■ **Pagina**:
Di Nello Trocchia il . Calabria

E’ durato un giorno l’allarme ‘ndrangheta. Neanche il tempo di
capire le ragioni, valutare le iniziative per reagire all’ordigno
piazzato davanti alla procura generale di Reggio Calabria, che è
tornato il silenzio. Un paio di pagine dei quotidiani e passa la paura.
Il paese è tornato a interrogarsi su questioni più delicate e
importanti. Nell’ordine si parla di body scanner e terrorismo, anche la
‘ndrangheta è inserita nella lista nera delle organizzazioni criminali
dedite al narcotraffico, ma dal dipartimento del ministero del tesoro
degli Stati Uniti e ha fatto più morti di Al Qaeda nel nostro paese.
Torna di attualità l’idea di intitolare una strada al condannato
latitante Bettino Craxi e se uno è fortunato può anche trovare
approfondimenti sulle riforme invocate da qualche solone
dell’ultim’ora. La ‘ndrangheta proprio non fa presa. Non basta il fatto
che abbia messo le mani sugli affari del Porto di Gioia Tauro, frenando
lo sviluppo, controllando l’ingresso di merci contraffatte e il
redditizio traffico di stupefacenti con gli accordi con i narcos
colombiani con un fatturato che supera i 40 miliardi di euro l’anno.

Non
basta il fatto che ogni metro della Salerno-Reggio Calabria è
controllato dalle cosche che da tempo hanno in mano i sub-appalti. Non
basta neanche il rapporto consolidato con la politica, per ultimo lo
scioglimento per mafia di Taurianova, 18 anni dopo il primo
azzeramento. Nel consiglio comunale c’erano due soggetti protagonisti
della prima compagine amministrativa decapitata. Tornano sempre in
sella. Non basta neanche la collusione con l’imprenditoria.  Non basta
la capacità della ‘ndrangheta di fare affari nel centro(ricordate i
clan Tegano e Tripodo a Fondi?) e nord Italia, nel centro Europa fino
in Australia. I mezzi di informazione si adeguano, Berlusconi aveva
dettato la linea: “ Strozzerei chi parla di mafia”.

Nicola
Gratteri, procuratore aggiunto a Reggio Calabria, conosce bene la
‘ndrangheta, la combatte da anni e la mafia calabrese aveva anche
progettato di ammazzarlo. Un anno fa nei suoi uffici fu trovata anche
una cimice: veleni e congiure in terra calabrese. Gratteri non ha
dubbi, la chiave di lettura bisogna capovolgerla, altro che ‘ndrangheta
che ha paura: “ Riduttivo parlare di ordigno come risposta ai beni
confiscati. Certamente la Procura di Reggio Calabria è molto più forte
di prima, il procuratore Pignatone ha portato la procura antimafia da 8
a 12 unità e riusciamo ad indagare su più ‘ndrine. Impulsi anche
nell’attacco dei patrimoni mafiosi. Detto questo, l’attività della
procura  si ripercuote sull’ufficio gip composto da poche unità. Per
prima cosa bisogna rafforzare l’ufficio gip”.

■ **Materiale estratto**:

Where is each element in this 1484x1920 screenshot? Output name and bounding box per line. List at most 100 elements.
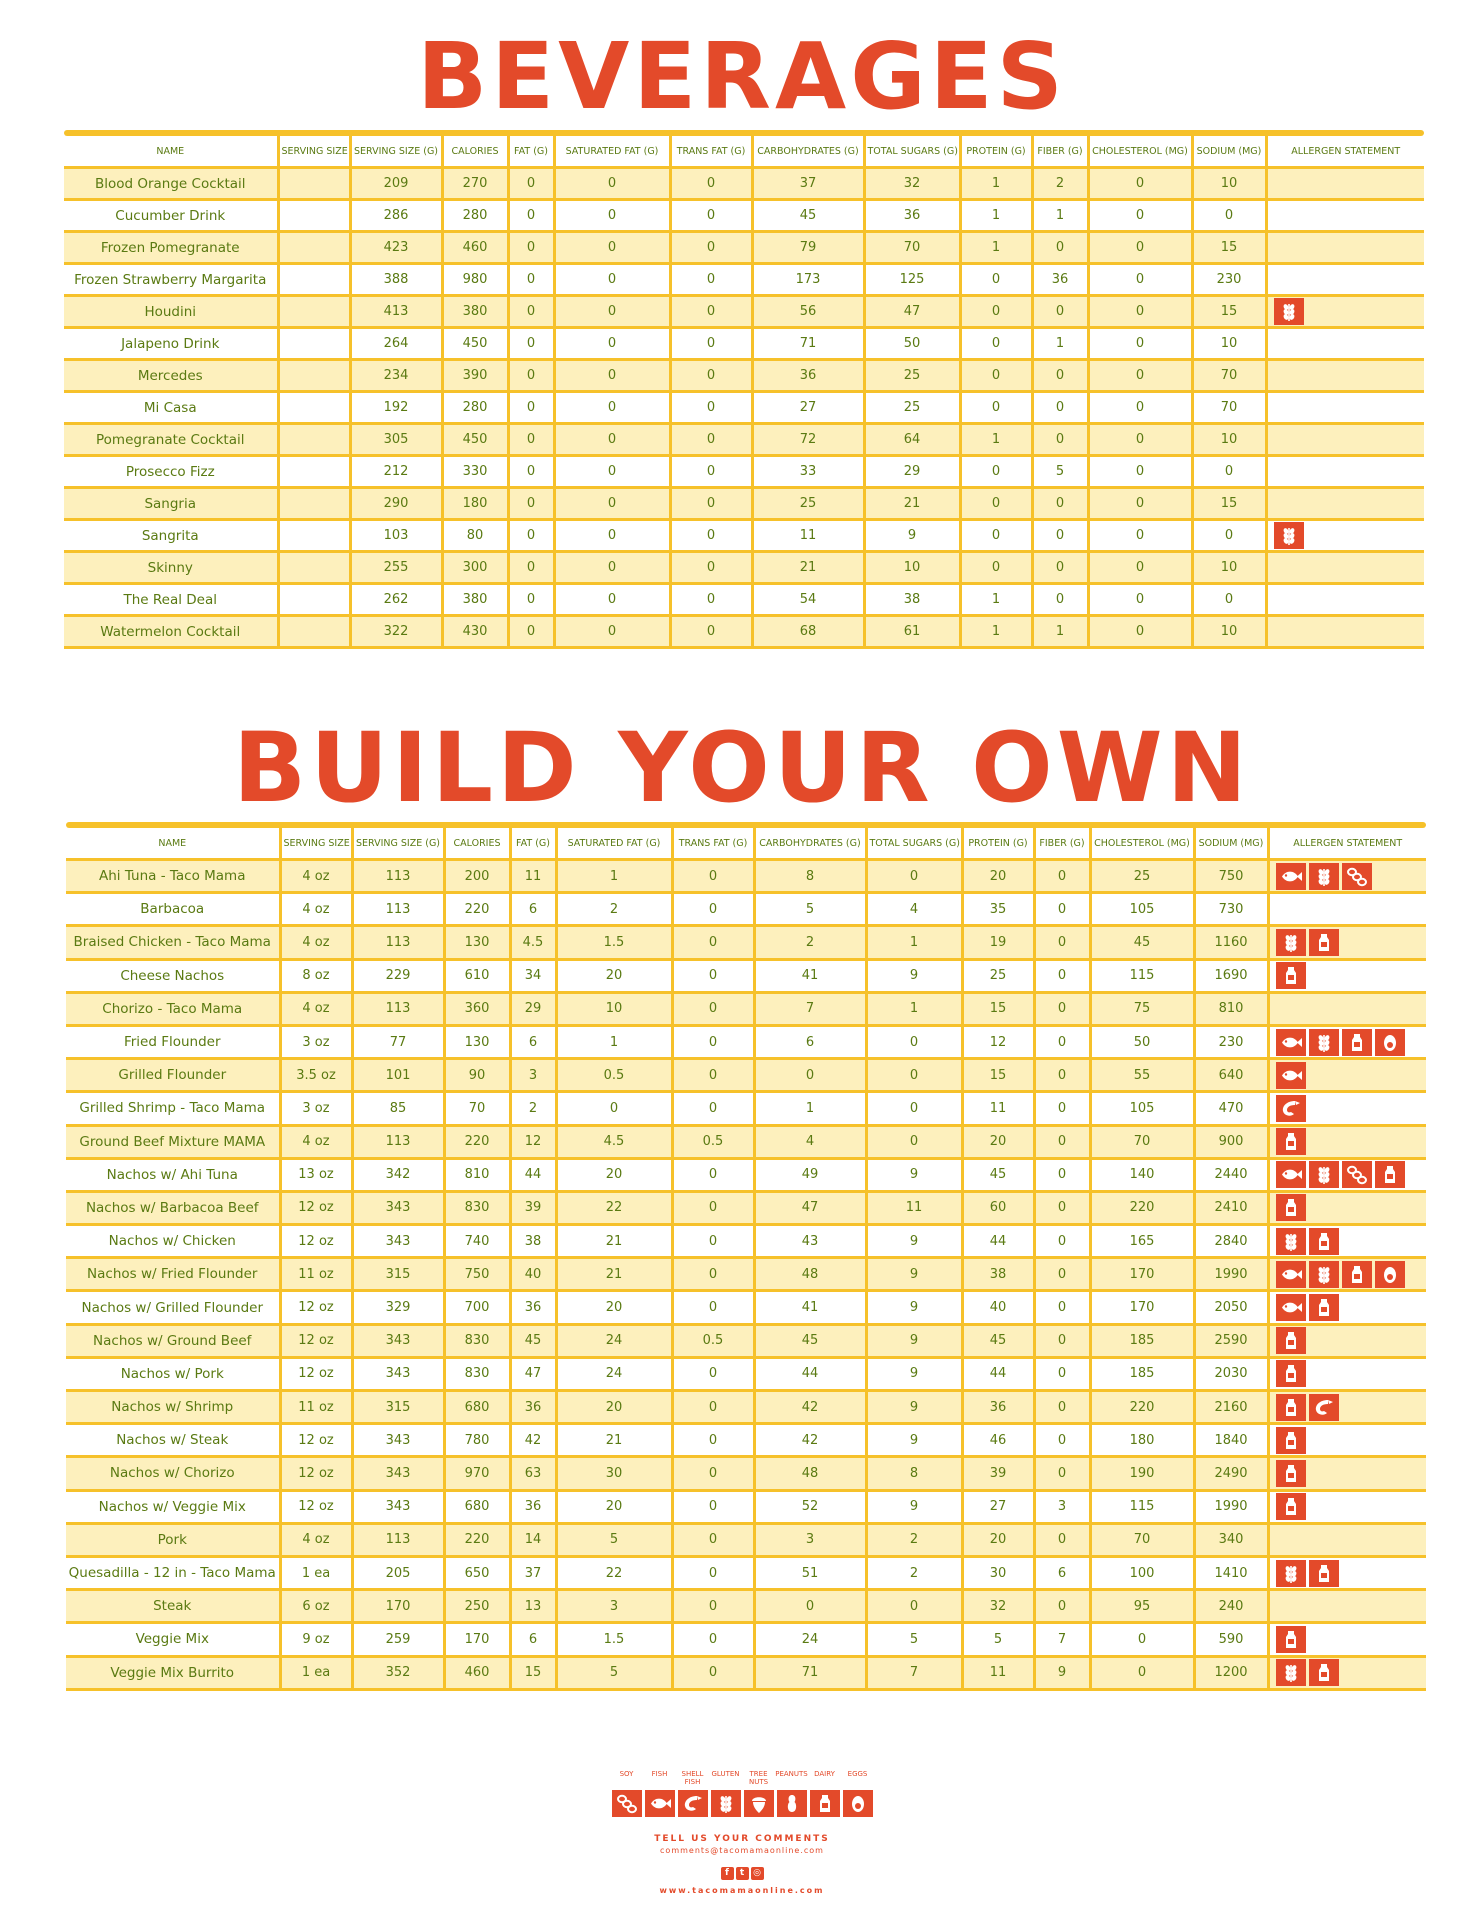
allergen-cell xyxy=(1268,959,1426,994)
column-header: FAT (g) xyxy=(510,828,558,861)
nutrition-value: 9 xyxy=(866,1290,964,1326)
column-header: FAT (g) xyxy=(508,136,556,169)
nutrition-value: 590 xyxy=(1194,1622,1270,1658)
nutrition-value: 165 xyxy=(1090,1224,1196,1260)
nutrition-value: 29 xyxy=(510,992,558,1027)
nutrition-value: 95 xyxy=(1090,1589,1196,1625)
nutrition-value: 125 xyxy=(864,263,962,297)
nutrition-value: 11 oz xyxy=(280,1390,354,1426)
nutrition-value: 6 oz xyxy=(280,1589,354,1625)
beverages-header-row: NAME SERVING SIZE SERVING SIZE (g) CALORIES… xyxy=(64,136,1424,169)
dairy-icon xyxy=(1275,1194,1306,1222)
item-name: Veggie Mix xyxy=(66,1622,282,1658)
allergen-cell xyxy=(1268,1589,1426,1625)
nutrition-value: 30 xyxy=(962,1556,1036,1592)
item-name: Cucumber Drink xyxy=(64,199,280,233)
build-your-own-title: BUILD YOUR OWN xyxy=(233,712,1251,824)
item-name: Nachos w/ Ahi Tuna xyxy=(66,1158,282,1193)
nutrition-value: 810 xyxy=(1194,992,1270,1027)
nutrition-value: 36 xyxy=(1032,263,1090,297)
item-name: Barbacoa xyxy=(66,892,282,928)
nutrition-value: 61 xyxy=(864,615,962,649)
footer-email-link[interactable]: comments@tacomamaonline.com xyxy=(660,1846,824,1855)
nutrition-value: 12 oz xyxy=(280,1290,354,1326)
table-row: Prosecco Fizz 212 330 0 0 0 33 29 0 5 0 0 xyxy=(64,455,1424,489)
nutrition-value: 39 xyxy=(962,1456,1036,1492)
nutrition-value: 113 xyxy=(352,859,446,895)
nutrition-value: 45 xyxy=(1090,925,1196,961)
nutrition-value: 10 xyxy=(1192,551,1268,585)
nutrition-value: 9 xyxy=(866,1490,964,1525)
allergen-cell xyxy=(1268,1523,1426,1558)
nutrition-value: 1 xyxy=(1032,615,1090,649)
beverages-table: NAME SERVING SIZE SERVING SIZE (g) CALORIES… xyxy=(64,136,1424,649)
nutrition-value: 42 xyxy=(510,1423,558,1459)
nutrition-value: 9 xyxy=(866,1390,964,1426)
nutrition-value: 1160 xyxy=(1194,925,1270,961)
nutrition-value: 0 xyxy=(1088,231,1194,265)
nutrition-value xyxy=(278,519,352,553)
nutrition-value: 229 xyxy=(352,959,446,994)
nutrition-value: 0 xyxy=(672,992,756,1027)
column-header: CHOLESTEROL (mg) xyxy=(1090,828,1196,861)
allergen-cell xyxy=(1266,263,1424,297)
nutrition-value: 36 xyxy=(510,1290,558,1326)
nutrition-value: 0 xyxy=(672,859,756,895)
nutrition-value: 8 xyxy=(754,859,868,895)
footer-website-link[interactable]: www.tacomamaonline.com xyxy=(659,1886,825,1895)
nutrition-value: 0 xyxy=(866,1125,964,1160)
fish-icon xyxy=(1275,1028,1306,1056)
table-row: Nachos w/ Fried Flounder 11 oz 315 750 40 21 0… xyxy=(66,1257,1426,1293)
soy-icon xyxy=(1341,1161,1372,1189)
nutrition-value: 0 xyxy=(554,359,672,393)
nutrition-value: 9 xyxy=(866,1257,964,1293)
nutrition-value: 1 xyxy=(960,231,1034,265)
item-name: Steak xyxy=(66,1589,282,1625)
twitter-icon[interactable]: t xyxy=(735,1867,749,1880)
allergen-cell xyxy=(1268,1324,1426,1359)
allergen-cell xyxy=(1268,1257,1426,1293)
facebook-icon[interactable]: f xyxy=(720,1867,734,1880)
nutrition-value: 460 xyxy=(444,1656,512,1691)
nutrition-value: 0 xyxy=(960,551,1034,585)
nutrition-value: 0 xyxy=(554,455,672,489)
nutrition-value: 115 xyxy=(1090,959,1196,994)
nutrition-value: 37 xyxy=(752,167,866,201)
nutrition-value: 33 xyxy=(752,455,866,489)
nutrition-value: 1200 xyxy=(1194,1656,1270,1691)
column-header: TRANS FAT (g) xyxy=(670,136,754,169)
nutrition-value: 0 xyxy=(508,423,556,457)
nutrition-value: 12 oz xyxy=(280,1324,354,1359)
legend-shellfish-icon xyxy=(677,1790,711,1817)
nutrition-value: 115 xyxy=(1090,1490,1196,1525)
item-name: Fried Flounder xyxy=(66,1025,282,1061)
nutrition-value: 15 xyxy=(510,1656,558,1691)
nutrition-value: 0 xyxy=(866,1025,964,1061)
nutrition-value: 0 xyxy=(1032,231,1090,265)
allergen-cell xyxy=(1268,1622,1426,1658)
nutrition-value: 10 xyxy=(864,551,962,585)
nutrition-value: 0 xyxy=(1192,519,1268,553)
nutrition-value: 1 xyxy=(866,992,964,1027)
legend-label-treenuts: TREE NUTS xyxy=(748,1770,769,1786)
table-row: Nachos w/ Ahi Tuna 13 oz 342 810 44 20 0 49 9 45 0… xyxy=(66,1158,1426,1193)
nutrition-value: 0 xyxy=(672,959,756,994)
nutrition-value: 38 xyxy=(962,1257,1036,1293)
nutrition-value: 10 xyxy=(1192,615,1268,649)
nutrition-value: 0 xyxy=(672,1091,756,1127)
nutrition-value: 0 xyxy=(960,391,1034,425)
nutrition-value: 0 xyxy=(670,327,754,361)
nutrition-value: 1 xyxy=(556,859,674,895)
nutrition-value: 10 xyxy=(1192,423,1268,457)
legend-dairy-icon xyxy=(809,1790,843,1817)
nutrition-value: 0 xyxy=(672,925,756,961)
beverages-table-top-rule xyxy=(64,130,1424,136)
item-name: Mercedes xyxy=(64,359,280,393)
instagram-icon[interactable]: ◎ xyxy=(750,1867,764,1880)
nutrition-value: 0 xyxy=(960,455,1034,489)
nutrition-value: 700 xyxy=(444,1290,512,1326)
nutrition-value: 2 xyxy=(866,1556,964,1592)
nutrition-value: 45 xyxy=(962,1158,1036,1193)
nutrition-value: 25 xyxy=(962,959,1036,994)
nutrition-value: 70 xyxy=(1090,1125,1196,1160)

■ **Compiti da svolgere**:
1. Copia senza modifiche il brano del testo sulla 'ndrangheta che comincia con "E’ durato un" e prosegue fino a "passa la paura.".
2. Nelle voci, ripeti senza modifiche soltanto le righe che partono da quella con "allergen-cell xyxy=(1268,959,1426,994)" e arrivano fino a quella con "nutrition-value: 12 oz xyxy=(280,1290,354,1326)", entrambe comprese.

■ **Risultati ottenuti**:
1.
E’ durato un giorno l’allarme ‘ndrangheta. Neanche il tempo di
capire le ragioni, valutare le iniziative per reagire all’ordigno
piazzato davanti alla procura generale di Reggio Calabria, che è
tornato il silenzio. Un paio di pagine dei quotidiani e passa la paura.

2.
allergen-cell xyxy=(1268,959,1426,994)
column-header: FAT (g) xyxy=(510,828,558,861)
nutrition-value: 9 xyxy=(866,1290,964,1326)
column-header: FAT (g) xyxy=(508,136,556,169)
nutrition-value: 590 xyxy=(1194,1622,1270,1658)
nutrition-value: 165 xyxy=(1090,1224,1196,1260)
nutrition-value: 29 xyxy=(510,992,558,1027)
nutrition-value: 95 xyxy=(1090,1589,1196,1625)
nutrition-value: 125 xyxy=(864,263,962,297)
nutrition-value: 11 oz xyxy=(280,1390,354,1426)
nutrition-value: 6 oz xyxy=(280,1589,354,1625)
beverages-header-row: NAME SERVING SIZE SERVING SIZE (g) CALORIES… xyxy=(64,136,1424,169)
dairy-icon xyxy=(1275,1194,1306,1222)
item-name: Veggie Mix xyxy=(66,1622,282,1658)
allergen-cell xyxy=(1268,1589,1426,1625)
nutrition-value: 30 xyxy=(962,1556,1036,1592)
item-name: Cucumber Drink xyxy=(64,199,280,233)
build-your-own-title: BUILD YOUR OWN xyxy=(233,712,1251,824)
item-name: Nachos w/ Ahi Tuna xyxy=(66,1158,282,1193)
nutrition-value: 810 xyxy=(1194,992,1270,1027)
nutrition-value: 36 xyxy=(1032,263,1090,297)
item-name: Barbacoa xyxy=(66,892,282,928)
nutrition-value: 61 xyxy=(864,615,962,649)
footer-email-link[interactable]: comments@tacomamaonline.com xyxy=(660,1846,824,1855)
nutrition-value: 12 oz xyxy=(280,1290,354,1326)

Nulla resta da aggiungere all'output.